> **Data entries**

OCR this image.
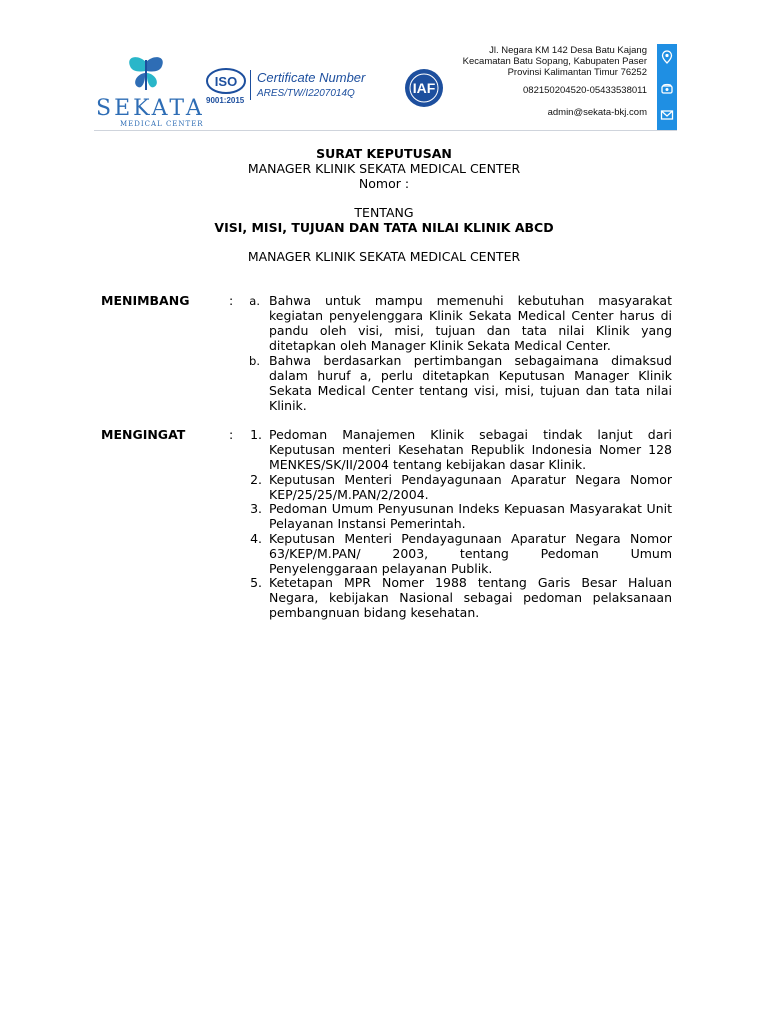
SEKATA
MEDICAL CENTER
ISO
9001:2015
Certificate Number
ARES/TW/I2207014Q	IAF
Jl. Negara KM 142 Desa Batu Kajang
Kecamatan Batu Sopang, Kabupaten Paser
Provinsi Kalimantan Timur 76252
082150204520-05433538011
admin@sekata-bkj.com
SURAT KEPUTUSAN
MANAGER KLINIK SEKATA MEDICAL CENTER
Nomor :
TENTANG
VISI, MISI, TUJUAN DAN TATA NILAI KLINIK ABCD
MANAGER KLINIK SEKATA MEDICAL CENTER
MENIMBANG	:	a. Bahwa untuk mampu memenuhi kebutuhan masyarakat kegiatan penyelenggara Klinik Sekata Medical Center harus di pandu oleh visi, misi, tujuan dan tata nilai Klinik yang ditetapkan oleh Manager Klinik Sekata Medical Center.
b. Bahwa berdasarkan pertimbangan sebagaimana dimaksud dalam huruf a, perlu ditetapkan Keputusan Manager Klinik Sekata Medical Center tentang visi, misi, tujuan dan tata nilai Klinik.
MENGINGAT	:	1. Pedoman Manajemen Klinik sebagai tindak lanjut dari Keputusan menteri Kesehatan Republik Indonesia Nomer 128 MENKES/SK/II/2004 tentang kebijakan dasar Klinik.
2. Keputusan Menteri Pendayagunaan Aparatur Negara Nomor KEP/25/25/M.PAN/2/2004.
3. Pedoman Umum Penyusunan Indeks Kepuasan Masyarakat Unit Pelayanan Instansi Pemerintah.
4. Keputusan Menteri Pendayagunaan Aparatur Negara Nomor 63/KEP/M.PAN/ 2003, tentang Pedoman Umum Penyelenggaraan pelayanan Publik.
5. Ketetapan MPR Nomer 1988 tentang Garis Besar Haluan Negara, kebijakan Nasional sebagai pedoman pelaksanaan pembangnuan bidang kesehatan.
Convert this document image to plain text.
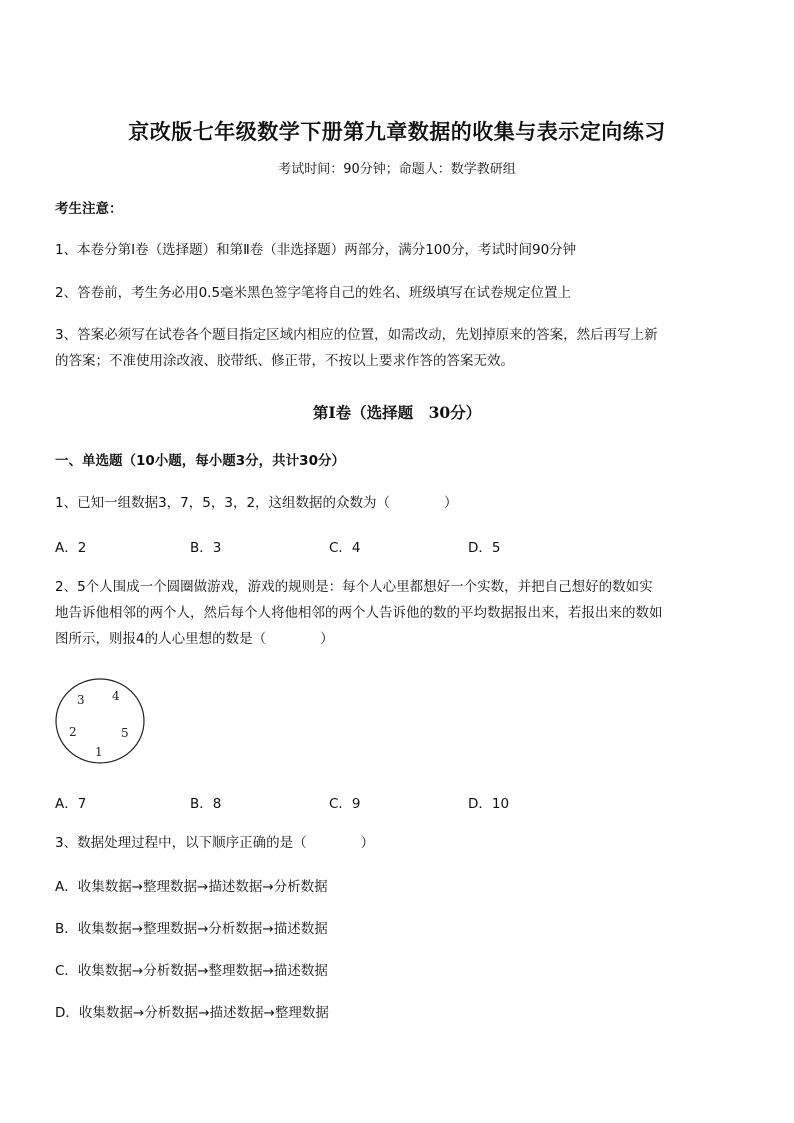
京改版七年级数学下册第九章数据的收集与表示定向练习
考试时间：90分钟；命题人：数学教研组
考生注意：
1、本卷分第Ⅰ卷（选择题）和第Ⅱ卷（非选择题）两部分，满分100分，考试时间90分钟
2、答卷前，考生务必用0.5毫米黑色签字笔将自己的姓名、班级填写在试卷规定位置上
3、答案必须写在试卷各个题目指定区域内相应的位置，如需改动，先划掉原来的答案，然后再写上新
的答案；不准使用涂改液、胶带纸、修正带，不按以上要求作答的答案无效。
第Ⅰ卷（选择题　30分）
一、单选题（10小题，每小题3分，共计30分）
1、已知一组数据3，7，5，3，2，这组数据的众数为（　　　　）
A．2	B．3	C．4	D．5
2、5个人围成一个圆圈做游戏，游戏的规则是：每个人心里都想好一个实数，并把自己想好的数如实
地告诉他相邻的两个人，然后每个人将他相邻的两个人告诉他的数的平均数据报出来，若报出来的数如
图所示，则报4的人心里想的数是（　　　　）
3 4
2	5
1
A．7	B．8	C．9	D．10
3、数据处理过程中，以下顺序正确的是（　　　　）
A．收集数据→整理数据→描述数据→分析数据
B．收集数据→整理数据→分析数据→描述数据
C．收集数据→分析数据→整理数据→描述数据
D．收集数据→分析数据→描述数据→整理数据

> **Task prompt**
Your task is to gather all lines from the entries above that hold the word "Umum".

> **Complete response**
3. Pedoman Umum Penyusunan Indeks Kepuasan Masyarakat Unit Pelayanan Instansi Pemerintah.
4. Keputusan Menteri Pendayagunaan Aparatur Negara Nomor 63/KEP/M.PAN/ 2003, tentang Pedoman Umum Penyelenggaraan pelayanan Publik.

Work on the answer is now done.